■ **THE TASK**
Every line below that contains "name" is to be copied.

(Stored data)
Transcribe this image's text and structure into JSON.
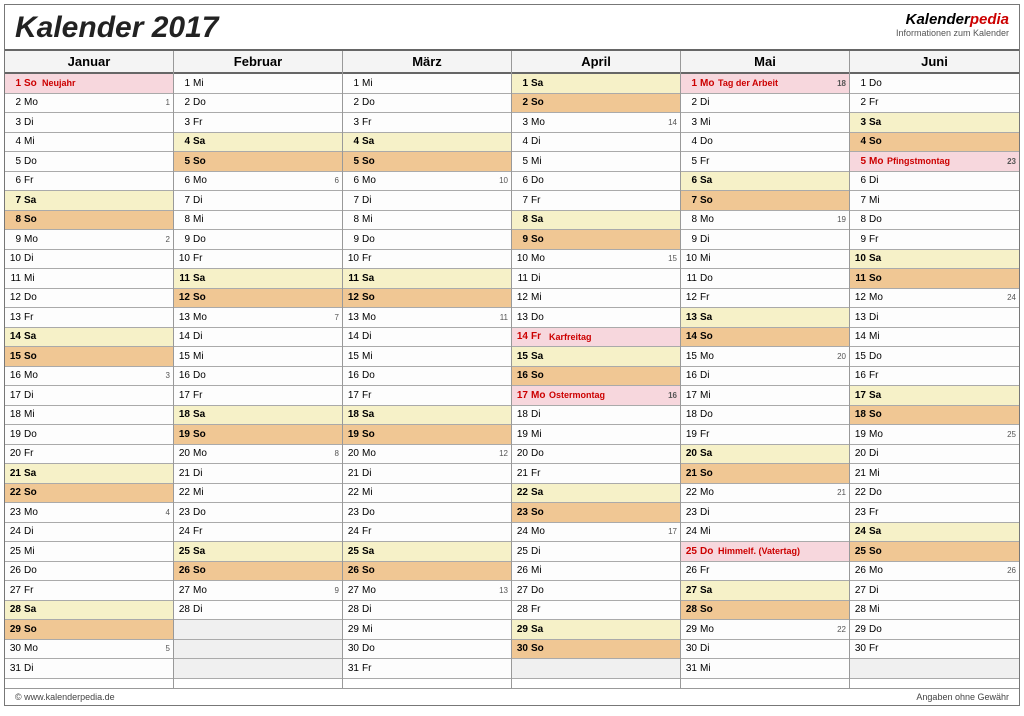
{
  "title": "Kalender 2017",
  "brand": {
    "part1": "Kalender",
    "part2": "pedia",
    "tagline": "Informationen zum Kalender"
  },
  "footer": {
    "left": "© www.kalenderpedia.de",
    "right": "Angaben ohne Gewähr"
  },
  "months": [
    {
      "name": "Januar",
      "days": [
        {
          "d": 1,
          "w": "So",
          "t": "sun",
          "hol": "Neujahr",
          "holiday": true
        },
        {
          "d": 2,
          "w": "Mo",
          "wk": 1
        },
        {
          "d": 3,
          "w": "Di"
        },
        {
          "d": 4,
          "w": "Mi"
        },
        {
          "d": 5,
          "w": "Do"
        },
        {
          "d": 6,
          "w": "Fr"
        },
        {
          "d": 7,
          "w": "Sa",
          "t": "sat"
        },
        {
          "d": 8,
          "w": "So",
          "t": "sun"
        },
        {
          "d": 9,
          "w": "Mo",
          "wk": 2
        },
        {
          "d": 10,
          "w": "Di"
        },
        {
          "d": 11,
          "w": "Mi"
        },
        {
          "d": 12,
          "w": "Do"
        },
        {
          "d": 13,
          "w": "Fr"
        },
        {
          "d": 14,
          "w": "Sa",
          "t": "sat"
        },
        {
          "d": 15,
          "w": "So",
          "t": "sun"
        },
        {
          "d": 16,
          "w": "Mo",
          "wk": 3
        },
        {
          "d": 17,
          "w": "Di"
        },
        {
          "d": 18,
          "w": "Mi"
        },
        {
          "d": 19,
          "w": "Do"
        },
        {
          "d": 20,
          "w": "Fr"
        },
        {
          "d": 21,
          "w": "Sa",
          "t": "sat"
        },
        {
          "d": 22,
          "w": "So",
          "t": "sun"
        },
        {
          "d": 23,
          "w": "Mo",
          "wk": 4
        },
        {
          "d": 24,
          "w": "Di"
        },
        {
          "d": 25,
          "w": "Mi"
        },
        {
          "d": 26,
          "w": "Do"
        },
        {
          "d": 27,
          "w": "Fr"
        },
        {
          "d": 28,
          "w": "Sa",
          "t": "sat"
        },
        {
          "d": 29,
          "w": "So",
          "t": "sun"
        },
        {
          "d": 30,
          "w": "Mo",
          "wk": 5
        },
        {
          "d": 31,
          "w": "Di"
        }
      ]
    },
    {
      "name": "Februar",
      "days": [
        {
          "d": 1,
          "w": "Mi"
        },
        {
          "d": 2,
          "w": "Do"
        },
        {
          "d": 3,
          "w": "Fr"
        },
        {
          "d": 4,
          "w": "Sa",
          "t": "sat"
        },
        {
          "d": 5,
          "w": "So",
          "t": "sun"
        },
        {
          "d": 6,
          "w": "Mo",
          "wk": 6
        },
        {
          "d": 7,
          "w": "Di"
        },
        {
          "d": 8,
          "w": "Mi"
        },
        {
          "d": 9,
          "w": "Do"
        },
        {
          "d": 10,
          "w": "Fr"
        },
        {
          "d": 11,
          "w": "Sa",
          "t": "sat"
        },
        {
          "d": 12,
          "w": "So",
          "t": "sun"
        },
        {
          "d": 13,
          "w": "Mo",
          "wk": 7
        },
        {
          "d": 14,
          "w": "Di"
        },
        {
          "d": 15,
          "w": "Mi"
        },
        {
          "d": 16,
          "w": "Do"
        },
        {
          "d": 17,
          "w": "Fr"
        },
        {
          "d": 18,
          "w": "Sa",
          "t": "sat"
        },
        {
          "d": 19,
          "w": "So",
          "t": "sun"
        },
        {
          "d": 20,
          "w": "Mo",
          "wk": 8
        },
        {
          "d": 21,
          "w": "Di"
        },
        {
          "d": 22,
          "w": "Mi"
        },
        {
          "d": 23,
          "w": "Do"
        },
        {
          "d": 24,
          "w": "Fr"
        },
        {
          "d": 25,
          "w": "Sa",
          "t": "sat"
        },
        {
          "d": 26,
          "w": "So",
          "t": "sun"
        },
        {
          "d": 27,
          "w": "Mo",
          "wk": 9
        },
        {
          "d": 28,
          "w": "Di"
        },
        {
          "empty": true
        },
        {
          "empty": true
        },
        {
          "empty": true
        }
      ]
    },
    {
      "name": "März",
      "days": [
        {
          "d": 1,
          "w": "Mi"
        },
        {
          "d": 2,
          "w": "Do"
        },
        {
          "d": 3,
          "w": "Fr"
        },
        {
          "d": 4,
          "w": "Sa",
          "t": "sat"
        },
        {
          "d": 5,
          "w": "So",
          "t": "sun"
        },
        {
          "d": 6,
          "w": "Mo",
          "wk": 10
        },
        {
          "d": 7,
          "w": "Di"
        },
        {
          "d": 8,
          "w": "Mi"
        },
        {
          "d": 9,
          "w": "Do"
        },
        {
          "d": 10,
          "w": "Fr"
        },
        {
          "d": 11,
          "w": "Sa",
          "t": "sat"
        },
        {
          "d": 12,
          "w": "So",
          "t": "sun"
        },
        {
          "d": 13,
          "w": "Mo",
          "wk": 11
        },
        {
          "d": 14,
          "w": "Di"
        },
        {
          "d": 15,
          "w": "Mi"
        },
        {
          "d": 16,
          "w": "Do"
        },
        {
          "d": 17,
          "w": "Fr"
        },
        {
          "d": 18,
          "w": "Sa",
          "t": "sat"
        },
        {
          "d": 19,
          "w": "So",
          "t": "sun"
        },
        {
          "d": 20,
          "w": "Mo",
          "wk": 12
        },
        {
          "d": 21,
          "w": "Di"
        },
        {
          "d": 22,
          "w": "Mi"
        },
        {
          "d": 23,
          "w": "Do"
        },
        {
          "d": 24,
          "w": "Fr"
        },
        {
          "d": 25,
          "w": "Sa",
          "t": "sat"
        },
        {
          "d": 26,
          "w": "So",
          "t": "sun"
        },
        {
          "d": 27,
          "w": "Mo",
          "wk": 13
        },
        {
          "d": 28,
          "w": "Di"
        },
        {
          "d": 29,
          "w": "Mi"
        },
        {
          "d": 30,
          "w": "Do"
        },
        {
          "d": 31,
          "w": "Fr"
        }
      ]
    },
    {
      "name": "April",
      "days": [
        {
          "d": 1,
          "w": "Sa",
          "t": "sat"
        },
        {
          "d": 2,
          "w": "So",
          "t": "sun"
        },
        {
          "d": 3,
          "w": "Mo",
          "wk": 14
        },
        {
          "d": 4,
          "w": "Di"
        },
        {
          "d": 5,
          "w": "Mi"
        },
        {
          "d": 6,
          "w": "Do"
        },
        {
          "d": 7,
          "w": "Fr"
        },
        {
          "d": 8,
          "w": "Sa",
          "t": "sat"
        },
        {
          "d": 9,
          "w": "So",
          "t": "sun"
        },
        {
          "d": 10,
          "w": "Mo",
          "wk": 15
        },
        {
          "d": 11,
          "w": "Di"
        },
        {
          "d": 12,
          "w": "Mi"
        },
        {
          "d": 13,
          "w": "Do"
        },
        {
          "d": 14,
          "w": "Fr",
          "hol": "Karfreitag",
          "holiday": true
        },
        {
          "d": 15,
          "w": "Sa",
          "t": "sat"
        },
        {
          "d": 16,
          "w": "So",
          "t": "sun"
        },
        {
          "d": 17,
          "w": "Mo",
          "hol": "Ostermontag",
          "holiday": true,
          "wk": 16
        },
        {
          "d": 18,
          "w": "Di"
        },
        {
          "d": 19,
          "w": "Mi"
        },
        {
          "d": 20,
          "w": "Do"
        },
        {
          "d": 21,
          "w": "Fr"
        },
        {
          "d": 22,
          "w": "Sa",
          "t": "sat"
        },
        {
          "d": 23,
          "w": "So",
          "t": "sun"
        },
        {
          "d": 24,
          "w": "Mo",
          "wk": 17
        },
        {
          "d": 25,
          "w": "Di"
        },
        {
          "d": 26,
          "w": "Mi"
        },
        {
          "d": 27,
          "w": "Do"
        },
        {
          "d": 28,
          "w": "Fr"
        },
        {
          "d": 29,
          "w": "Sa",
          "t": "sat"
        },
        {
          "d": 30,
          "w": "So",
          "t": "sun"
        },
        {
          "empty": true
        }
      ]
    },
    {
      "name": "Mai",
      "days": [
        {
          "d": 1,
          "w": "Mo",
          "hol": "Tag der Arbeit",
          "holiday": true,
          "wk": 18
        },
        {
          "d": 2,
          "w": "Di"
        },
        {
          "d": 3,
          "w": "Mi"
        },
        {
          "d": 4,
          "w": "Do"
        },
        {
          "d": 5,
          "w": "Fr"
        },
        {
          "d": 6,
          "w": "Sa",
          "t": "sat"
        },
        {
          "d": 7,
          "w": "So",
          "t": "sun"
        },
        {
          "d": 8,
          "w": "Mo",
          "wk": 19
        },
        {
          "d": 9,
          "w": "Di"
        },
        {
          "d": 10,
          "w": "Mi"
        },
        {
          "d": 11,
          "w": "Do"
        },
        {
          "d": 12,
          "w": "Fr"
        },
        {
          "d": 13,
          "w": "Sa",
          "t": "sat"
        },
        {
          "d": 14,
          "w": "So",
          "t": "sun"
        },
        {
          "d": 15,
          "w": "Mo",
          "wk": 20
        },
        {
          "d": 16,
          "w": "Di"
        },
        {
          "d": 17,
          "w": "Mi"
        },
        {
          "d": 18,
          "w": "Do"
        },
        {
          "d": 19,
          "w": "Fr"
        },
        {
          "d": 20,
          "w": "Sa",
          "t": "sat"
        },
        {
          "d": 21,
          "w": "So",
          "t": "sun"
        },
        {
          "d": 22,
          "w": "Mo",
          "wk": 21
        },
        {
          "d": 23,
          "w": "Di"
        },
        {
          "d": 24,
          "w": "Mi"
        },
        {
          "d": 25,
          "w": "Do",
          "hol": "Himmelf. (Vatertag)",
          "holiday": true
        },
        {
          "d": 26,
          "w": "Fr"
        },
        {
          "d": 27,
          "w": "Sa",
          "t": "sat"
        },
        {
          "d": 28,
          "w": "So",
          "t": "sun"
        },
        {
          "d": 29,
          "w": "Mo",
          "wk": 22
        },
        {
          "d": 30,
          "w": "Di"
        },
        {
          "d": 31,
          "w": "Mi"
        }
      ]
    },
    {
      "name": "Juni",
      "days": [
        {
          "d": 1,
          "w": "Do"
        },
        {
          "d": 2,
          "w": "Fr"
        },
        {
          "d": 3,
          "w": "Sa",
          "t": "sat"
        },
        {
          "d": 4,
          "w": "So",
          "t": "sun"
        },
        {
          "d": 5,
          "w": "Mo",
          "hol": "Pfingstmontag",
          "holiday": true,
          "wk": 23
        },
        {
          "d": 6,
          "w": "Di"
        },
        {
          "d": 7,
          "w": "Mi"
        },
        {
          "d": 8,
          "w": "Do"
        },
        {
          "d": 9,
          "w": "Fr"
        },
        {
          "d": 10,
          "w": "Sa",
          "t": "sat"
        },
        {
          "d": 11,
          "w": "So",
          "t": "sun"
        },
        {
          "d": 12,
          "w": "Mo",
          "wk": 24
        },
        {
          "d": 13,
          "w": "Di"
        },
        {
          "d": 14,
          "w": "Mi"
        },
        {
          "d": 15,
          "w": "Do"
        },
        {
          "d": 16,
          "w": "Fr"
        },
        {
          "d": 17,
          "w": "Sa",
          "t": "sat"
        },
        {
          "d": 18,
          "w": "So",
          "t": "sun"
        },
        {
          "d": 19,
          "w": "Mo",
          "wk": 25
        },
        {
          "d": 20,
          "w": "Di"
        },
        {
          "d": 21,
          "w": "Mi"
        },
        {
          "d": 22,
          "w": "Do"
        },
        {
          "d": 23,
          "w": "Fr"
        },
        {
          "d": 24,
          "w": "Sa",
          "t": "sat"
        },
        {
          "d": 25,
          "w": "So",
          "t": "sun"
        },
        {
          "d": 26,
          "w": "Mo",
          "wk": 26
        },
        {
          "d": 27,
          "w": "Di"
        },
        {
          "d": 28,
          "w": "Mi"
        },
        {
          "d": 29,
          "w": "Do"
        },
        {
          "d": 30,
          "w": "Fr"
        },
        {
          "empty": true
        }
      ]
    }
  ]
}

■ **ANSWER FOR THE TASK**
      "name": "Januar",
      "name": "Februar",
      "name": "März",
      "name": "April",
      "name": "Mai",
      "name": "Juni",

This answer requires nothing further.